● WORK REQUIRED
The answer is a single number: how many lines hold the string "работ".

Figure contents as structured data
-------------------------

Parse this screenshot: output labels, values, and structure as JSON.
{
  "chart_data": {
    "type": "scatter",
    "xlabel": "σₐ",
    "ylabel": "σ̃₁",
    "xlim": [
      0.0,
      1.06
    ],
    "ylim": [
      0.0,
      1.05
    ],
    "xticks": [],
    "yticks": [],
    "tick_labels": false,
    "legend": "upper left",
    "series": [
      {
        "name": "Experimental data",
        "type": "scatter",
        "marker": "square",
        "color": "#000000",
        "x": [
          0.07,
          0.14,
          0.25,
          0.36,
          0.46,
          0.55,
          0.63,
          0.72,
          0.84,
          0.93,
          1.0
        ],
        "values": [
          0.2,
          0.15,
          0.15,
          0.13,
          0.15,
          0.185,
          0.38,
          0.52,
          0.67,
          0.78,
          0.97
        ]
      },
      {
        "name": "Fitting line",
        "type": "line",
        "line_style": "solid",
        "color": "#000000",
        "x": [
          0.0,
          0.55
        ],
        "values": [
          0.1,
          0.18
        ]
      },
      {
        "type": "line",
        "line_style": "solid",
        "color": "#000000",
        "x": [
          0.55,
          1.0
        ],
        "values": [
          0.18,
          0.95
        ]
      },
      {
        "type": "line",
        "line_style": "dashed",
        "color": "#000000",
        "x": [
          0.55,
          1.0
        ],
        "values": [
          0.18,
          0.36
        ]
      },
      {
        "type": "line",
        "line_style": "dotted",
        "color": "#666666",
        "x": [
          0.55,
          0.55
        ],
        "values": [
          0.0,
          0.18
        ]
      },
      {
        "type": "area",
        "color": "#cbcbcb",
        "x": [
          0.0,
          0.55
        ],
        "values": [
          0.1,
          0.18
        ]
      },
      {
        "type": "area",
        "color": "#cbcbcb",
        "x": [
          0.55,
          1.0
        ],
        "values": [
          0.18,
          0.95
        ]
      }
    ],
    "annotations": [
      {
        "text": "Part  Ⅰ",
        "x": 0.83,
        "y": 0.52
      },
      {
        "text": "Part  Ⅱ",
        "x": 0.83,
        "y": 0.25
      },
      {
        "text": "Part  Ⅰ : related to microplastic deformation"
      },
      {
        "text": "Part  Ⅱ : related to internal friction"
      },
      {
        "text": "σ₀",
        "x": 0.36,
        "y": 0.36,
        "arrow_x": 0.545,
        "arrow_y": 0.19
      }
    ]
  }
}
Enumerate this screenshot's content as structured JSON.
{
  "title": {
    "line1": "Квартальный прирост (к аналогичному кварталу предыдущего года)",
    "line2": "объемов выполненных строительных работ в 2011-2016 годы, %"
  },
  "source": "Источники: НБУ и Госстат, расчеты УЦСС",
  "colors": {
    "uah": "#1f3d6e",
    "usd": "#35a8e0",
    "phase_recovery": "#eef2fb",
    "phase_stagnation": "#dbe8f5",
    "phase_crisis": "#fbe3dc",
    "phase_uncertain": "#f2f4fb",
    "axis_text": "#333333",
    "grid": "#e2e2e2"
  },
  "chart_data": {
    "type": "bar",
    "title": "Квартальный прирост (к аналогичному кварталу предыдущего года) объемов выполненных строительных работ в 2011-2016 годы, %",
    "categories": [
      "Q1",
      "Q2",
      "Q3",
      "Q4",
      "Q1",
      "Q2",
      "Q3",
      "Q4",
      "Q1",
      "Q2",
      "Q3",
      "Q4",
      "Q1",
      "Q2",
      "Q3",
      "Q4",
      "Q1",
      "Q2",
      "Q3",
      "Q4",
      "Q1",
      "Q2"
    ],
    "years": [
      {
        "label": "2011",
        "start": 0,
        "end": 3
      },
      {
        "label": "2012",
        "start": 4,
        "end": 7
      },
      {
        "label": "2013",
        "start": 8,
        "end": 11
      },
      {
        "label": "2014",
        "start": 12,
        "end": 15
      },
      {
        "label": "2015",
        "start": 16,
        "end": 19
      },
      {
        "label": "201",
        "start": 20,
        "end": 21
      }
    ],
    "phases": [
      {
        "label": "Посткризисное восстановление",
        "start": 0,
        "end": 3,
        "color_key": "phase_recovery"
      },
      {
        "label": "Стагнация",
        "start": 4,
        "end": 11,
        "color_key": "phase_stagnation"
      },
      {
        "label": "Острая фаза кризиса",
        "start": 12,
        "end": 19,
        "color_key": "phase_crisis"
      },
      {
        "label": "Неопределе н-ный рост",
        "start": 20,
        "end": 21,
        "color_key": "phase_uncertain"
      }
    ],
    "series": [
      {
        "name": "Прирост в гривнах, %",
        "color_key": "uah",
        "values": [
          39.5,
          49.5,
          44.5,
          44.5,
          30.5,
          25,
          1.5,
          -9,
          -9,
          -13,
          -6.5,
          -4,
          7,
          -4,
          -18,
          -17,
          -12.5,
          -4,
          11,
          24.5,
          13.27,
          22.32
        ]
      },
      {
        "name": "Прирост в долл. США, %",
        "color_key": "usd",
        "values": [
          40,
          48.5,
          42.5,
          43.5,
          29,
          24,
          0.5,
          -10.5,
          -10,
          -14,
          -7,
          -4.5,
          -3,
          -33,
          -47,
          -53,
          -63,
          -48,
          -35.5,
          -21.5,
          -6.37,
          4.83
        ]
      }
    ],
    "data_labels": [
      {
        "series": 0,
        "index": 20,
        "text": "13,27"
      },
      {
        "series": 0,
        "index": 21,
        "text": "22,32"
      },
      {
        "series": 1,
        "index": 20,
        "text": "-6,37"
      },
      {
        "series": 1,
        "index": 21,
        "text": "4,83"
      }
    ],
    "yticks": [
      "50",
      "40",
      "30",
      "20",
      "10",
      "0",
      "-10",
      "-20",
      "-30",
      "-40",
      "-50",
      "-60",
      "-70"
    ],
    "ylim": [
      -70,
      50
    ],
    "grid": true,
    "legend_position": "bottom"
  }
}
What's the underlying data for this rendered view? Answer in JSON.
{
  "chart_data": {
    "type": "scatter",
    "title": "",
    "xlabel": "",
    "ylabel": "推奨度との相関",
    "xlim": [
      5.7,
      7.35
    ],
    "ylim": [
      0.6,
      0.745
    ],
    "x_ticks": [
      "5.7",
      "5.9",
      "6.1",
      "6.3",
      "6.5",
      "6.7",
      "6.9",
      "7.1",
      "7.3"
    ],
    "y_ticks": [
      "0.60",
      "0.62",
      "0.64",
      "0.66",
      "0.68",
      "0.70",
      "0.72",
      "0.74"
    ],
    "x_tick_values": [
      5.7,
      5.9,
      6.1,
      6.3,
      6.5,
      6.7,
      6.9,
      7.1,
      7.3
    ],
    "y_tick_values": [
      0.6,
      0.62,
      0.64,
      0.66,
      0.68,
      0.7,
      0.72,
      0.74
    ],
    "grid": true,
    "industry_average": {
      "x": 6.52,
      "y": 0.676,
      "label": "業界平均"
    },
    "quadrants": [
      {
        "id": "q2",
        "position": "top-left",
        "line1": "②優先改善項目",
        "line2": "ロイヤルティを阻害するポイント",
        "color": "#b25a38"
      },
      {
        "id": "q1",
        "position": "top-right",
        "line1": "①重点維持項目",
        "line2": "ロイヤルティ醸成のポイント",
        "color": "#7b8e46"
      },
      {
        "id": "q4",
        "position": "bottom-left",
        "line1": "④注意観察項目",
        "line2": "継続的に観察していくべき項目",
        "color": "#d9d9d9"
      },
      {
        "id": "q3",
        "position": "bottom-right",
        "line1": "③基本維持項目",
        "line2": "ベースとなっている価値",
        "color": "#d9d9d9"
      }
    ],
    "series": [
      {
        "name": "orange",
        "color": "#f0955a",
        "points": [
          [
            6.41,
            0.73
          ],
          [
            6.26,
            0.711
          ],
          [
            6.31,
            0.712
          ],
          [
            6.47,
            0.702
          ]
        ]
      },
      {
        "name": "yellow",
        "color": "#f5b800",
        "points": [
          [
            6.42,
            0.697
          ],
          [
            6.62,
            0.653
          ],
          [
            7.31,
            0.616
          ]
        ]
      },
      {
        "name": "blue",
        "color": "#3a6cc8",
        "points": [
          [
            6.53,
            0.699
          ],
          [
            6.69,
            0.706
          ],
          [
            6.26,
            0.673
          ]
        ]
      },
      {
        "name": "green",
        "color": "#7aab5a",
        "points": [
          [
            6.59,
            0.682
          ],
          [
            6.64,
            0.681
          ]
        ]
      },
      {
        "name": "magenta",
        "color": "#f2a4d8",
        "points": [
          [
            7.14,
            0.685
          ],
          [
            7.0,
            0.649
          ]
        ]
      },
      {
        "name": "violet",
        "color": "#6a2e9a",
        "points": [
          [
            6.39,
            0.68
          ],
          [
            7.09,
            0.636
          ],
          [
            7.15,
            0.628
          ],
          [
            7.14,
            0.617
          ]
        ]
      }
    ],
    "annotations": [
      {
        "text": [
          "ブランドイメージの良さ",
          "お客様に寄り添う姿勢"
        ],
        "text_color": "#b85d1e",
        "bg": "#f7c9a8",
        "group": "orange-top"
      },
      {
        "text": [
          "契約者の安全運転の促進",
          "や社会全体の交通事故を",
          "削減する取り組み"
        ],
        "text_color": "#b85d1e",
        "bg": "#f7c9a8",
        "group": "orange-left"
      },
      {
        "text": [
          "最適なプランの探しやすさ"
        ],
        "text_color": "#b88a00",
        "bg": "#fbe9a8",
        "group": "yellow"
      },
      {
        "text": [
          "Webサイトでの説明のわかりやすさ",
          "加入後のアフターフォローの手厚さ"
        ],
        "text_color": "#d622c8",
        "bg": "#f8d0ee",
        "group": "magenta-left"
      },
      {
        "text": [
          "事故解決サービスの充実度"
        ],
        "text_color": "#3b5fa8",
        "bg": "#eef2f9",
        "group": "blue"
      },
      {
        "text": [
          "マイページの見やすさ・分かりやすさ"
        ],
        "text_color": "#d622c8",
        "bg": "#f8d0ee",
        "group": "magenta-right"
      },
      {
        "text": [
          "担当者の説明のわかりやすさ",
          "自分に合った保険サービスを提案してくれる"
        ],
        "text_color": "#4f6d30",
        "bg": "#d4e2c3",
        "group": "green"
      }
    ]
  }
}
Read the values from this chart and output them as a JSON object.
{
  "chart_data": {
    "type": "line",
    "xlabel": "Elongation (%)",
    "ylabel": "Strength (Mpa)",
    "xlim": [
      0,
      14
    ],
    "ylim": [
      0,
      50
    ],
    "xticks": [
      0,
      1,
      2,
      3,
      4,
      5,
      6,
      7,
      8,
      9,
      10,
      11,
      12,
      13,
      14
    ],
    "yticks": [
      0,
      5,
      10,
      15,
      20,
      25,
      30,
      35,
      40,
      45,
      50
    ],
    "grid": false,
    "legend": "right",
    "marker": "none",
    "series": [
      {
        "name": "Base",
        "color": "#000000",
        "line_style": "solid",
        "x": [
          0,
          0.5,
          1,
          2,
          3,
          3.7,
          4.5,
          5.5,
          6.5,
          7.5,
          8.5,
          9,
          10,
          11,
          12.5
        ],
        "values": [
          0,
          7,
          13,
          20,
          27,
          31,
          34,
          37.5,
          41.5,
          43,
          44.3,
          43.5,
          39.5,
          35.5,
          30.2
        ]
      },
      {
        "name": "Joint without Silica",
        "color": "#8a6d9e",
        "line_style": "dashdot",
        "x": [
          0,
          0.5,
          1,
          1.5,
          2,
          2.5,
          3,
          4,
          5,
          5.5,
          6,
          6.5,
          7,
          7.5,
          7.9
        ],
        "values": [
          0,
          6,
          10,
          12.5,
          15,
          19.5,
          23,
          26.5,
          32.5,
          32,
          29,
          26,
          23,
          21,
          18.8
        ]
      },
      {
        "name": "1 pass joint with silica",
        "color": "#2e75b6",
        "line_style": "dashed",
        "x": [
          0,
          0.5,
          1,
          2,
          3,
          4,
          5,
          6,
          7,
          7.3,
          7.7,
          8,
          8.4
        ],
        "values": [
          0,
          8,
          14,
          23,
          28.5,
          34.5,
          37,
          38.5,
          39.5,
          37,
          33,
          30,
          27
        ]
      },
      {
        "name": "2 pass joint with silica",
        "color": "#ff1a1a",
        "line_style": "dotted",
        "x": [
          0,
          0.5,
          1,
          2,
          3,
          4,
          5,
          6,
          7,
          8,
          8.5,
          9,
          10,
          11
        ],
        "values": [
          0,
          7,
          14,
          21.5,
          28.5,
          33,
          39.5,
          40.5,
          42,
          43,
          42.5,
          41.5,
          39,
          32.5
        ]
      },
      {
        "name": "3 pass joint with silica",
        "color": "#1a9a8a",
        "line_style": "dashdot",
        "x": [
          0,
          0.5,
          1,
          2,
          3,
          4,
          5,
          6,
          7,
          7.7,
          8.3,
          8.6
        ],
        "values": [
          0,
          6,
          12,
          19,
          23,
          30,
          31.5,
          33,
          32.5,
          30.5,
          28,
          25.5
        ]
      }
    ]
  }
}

-------------------------

● EXERCISE RESPONSE
2